EXERCISE PROMPT: Every line below that holds the string "icon" should be copied out.

◆ ◆ ◆ ◆

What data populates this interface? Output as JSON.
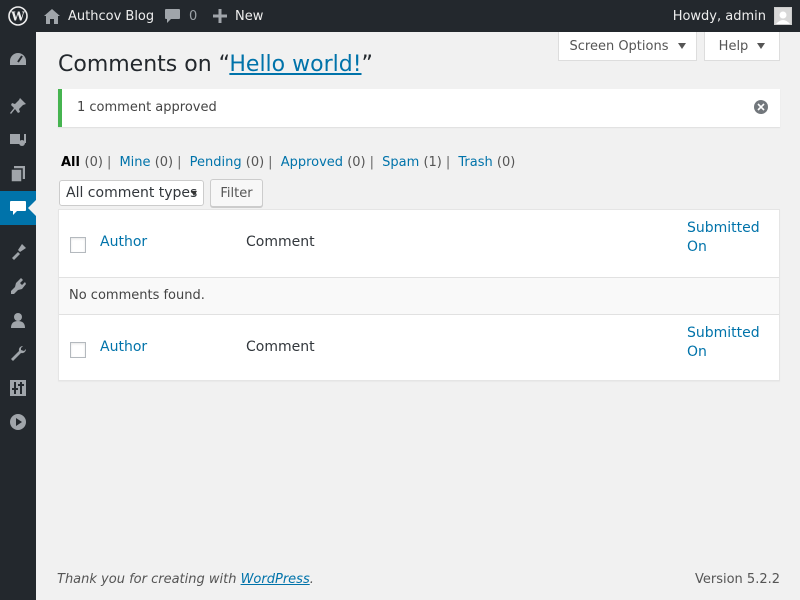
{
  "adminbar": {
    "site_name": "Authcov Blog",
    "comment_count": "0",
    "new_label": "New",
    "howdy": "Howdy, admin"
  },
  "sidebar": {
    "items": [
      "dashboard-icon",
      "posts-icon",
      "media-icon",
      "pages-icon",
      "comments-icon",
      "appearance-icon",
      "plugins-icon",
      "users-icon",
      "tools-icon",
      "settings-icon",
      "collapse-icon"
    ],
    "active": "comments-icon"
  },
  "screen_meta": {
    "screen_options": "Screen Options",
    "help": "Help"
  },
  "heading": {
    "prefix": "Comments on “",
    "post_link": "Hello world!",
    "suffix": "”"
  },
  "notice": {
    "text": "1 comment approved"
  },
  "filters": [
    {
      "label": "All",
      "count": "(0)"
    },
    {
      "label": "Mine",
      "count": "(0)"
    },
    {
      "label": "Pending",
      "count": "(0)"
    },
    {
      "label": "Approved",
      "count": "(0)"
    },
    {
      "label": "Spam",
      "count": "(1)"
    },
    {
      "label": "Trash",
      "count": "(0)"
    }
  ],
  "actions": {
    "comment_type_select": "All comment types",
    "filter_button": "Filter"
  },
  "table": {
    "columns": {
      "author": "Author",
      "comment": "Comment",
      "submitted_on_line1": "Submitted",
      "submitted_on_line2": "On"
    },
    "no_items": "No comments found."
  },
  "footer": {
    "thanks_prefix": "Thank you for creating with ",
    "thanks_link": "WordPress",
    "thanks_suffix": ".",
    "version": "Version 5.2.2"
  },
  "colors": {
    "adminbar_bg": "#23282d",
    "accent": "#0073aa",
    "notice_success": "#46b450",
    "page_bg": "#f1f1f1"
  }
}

◆ ◆ ◆ ◆

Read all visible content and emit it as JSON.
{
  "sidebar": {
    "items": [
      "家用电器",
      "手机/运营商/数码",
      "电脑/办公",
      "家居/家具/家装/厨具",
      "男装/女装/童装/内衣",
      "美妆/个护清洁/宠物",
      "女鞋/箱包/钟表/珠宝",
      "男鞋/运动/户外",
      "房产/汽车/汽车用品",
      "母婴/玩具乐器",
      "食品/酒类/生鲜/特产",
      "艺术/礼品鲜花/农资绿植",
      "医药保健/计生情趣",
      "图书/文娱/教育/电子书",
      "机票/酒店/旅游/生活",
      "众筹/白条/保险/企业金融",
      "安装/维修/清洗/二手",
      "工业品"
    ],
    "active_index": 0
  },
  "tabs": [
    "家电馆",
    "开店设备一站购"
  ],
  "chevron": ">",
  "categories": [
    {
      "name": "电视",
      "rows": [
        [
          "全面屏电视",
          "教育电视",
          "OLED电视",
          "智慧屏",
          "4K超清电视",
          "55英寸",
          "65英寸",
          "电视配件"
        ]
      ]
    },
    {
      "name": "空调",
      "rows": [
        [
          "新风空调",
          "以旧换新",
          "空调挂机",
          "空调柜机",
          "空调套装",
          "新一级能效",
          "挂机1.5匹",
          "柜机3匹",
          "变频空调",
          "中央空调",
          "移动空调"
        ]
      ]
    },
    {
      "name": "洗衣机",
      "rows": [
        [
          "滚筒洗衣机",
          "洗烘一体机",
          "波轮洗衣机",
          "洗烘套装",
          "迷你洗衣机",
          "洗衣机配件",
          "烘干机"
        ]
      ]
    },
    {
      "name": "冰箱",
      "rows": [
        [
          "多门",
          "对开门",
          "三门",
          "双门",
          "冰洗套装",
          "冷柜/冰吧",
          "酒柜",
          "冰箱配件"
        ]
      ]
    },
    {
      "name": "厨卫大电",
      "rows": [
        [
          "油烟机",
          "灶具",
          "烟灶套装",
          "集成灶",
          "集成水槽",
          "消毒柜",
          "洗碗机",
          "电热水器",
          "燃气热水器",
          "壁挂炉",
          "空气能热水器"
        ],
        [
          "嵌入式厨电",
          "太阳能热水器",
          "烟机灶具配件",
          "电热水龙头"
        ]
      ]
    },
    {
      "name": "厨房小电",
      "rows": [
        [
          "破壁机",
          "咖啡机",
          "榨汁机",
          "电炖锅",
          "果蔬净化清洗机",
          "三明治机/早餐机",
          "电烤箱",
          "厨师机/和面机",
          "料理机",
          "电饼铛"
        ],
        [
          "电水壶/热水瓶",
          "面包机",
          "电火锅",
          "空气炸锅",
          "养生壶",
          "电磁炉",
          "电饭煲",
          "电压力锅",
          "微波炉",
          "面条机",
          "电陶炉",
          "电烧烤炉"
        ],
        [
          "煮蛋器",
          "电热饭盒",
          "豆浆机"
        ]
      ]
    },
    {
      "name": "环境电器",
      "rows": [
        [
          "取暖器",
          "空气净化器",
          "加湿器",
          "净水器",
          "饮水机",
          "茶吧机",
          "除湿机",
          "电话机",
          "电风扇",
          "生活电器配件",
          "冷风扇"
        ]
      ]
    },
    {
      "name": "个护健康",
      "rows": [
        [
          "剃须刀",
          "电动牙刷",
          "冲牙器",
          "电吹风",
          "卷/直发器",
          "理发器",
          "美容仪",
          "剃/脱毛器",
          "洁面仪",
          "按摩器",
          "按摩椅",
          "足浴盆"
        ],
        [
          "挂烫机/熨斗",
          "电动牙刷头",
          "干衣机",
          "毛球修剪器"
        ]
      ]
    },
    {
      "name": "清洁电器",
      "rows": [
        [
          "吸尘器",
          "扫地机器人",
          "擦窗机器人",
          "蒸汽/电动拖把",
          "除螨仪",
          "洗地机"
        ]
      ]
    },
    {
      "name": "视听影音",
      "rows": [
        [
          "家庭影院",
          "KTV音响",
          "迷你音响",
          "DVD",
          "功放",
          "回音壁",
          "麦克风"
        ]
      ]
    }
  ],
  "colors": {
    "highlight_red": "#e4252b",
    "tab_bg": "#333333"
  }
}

◆ ◆ ◆ ◆

WRITTEN SOLUTION:
      "dashboard-icon",
      "posts-icon",
      "media-icon",
      "pages-icon",
      "comments-icon",
      "appearance-icon",
      "plugins-icon",
      "users-icon",
      "tools-icon",
      "settings-icon",
      "collapse-icon"
    "active": "comments-icon"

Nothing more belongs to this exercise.